Please copy all the lines that follow, word for word.

[Data records]
--------------------

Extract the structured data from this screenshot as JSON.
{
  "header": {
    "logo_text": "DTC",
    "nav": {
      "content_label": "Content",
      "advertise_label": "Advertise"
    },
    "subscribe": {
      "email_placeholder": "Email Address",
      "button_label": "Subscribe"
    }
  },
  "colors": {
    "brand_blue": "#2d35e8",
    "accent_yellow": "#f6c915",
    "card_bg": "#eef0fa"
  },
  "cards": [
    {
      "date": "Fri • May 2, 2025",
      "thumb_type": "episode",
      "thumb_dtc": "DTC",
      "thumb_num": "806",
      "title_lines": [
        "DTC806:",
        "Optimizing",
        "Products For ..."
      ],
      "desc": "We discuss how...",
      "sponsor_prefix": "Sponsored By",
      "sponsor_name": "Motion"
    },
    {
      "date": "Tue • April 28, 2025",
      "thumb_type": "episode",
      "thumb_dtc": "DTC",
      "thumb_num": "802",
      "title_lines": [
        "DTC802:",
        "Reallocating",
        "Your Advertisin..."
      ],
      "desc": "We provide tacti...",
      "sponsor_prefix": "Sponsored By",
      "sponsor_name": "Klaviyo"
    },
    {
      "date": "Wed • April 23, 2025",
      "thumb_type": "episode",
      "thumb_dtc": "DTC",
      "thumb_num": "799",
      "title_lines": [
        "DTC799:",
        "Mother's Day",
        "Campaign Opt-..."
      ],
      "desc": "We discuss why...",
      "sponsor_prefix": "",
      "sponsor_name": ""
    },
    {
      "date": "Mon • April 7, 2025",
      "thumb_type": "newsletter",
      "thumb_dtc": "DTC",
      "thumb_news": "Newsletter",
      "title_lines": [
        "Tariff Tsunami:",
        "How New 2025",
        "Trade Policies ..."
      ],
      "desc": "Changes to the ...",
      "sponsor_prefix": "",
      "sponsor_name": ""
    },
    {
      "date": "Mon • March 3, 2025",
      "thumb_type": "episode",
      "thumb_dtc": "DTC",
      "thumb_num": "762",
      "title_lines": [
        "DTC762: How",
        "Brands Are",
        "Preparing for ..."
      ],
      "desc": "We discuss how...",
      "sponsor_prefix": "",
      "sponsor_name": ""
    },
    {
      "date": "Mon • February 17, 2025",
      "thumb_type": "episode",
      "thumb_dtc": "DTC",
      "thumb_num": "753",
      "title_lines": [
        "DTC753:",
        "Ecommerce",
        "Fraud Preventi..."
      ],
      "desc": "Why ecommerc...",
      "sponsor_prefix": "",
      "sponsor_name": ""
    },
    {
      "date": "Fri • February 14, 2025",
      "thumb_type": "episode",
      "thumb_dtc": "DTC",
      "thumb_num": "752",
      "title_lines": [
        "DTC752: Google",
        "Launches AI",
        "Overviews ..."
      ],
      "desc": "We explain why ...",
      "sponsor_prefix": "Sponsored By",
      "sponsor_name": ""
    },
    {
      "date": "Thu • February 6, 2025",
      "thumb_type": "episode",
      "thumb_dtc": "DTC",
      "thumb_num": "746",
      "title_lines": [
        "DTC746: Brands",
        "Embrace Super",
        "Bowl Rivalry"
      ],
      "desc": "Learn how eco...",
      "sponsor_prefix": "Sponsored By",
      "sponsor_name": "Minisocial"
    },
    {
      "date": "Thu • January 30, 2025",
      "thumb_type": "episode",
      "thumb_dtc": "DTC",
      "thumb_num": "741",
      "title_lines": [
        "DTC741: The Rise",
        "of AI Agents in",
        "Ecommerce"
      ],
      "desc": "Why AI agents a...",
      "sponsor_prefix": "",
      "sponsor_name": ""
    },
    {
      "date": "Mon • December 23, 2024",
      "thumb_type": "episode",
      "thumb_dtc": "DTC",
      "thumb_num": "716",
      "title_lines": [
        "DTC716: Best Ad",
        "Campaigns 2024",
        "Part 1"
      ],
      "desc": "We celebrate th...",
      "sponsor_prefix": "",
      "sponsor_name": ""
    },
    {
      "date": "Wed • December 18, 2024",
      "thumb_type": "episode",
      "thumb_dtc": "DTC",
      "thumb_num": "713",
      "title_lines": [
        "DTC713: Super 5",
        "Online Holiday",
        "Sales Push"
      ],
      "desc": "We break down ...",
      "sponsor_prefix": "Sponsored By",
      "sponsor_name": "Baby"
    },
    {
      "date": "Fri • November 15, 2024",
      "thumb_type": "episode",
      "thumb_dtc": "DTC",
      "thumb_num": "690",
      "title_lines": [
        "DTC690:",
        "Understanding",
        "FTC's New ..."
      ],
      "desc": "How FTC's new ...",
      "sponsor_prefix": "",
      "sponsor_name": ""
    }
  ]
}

--------------------

Reply.
Extract the structured data from this screenshot as JSON.
{
  "header": {
    "logo_text": "DTC",
    "nav": {
      "content_label": "Content",
      "advertise_label": "Advertise"
    },
    "subscribe": {
      "email_placeholder": "Email Address",
      "button_label": "Subscribe"
    }
  },
  "colors": {
    "brand_blue": "#2d35e8",
    "accent_yellow": "#f6c915",
    "card_bg": "#eef0fa"
  },
  "cards": [
    {
      "date": "Fri • May 2, 2025",
      "thumb_type": "episode",
      "thumb_dtc": "DTC",
      "thumb_num": "806",
      "title_lines": [
        "DTC806:",
        "Optimizing",
        "Products For ..."
      ],
      "desc": "We discuss how...",
      "sponsor_prefix": "Sponsored By",
      "sponsor_name": "Motion"
    },
    {
      "date": "Tue • April 28, 2025",
      "thumb_type": "episode",
      "thumb_dtc": "DTC",
      "thumb_num": "802",
      "title_lines": [
        "DTC802:",
        "Reallocating",
        "Your Advertisin..."
      ],
      "desc": "We provide tacti...",
      "sponsor_prefix": "Sponsored By",
      "sponsor_name": "Klaviyo"
    },
    {
      "date": "Wed • April 23, 2025",
      "thumb_type": "episode",
      "thumb_dtc": "DTC",
      "thumb_num": "799",
      "title_lines": [
        "DTC799:",
        "Mother's Day",
        "Campaign Opt-..."
      ],
      "desc": "We discuss why...",
      "sponsor_prefix": "",
      "sponsor_name": ""
    },
    {
      "date": "Mon • April 7, 2025",
      "thumb_type": "newsletter",
      "thumb_dtc": "DTC",
      "thumb_news": "Newsletter",
      "title_lines": [
        "Tariff Tsunami:",
        "How New 2025",
        "Trade Policies ..."
      ],
      "desc": "Changes to the ...",
      "sponsor_prefix": "",
      "sponsor_name": ""
    },
    {
      "date": "Mon • March 3, 2025",
      "thumb_type": "episode",
      "thumb_dtc": "DTC",
      "thumb_num": "762",
      "title_lines": [
        "DTC762: How",
        "Brands Are",
        "Preparing for ..."
      ],
      "desc": "We discuss how...",
      "sponsor_prefix": "",
      "sponsor_name": ""
    },
    {
      "date": "Mon • February 17, 2025",
      "thumb_type": "episode",
      "thumb_dtc": "DTC",
      "thumb_num": "753",
      "title_lines": [
        "DTC753:",
        "Ecommerce",
        "Fraud Preventi..."
      ],
      "desc": "Why ecommerc...",
      "sponsor_prefix": "",
      "sponsor_name": ""
    },
    {
      "date": "Fri • February 14, 2025",
      "thumb_type": "episode",
      "thumb_dtc": "DTC",
      "thumb_num": "752",
      "title_lines": [
        "DTC752: Google",
        "Launches AI",
        "Overviews ..."
      ],
      "desc": "We explain why ...",
      "sponsor_prefix": "Sponsored By",
      "sponsor_name": ""
    },
    {
      "date": "Thu • February 6, 2025",
      "thumb_type": "episode",
      "thumb_dtc": "DTC",
      "thumb_num": "746",
      "title_lines": [
        "DTC746: Brands",
        "Embrace Super",
        "Bowl Rivalry"
      ],
      "desc": "Learn how eco...",
      "sponsor_prefix": "Sponsored By",
      "sponsor_name": "Minisocial"
    },
    {
      "date": "Thu • January 30, 2025",
      "thumb_type": "episode",
      "thumb_dtc": "DTC",
      "thumb_num": "741",
      "title_lines": [
        "DTC741: The Rise",
        "of AI Agents in",
        "Ecommerce"
      ],
      "desc": "Why AI agents a...",
      "sponsor_prefix": "",
      "sponsor_name": ""
    },
    {
      "date": "Mon • December 23, 2024",
      "thumb_type": "episode",
      "thumb_dtc": "DTC",
      "thumb_num": "716",
      "title_lines": [
        "DTC716: Best Ad",
        "Campaigns 2024",
        "Part 1"
      ],
      "desc": "We celebrate th...",
      "sponsor_prefix": "",
      "sponsor_name": ""
    },
    {
      "date": "Wed • December 18, 2024",
      "thumb_type": "episode",
      "thumb_dtc": "DTC",
      "thumb_num": "713",
      "title_lines": [
        "DTC713: Super 5",
        "Online Holiday",
        "Sales Push"
      ],
      "desc": "We break down ...",
      "sponsor_prefix": "Sponsored By",
      "sponsor_name": "Baby"
    },
    {
      "date": "Fri • November 15, 2024",
      "thumb_type": "episode",
      "thumb_dtc": "DTC",
      "thumb_num": "690",
      "title_lines": [
        "DTC690:",
        "Understanding",
        "FTC's New ..."
      ],
      "desc": "How FTC's new ...",
      "sponsor_prefix": "",
      "sponsor_name": ""
    }
  ]
}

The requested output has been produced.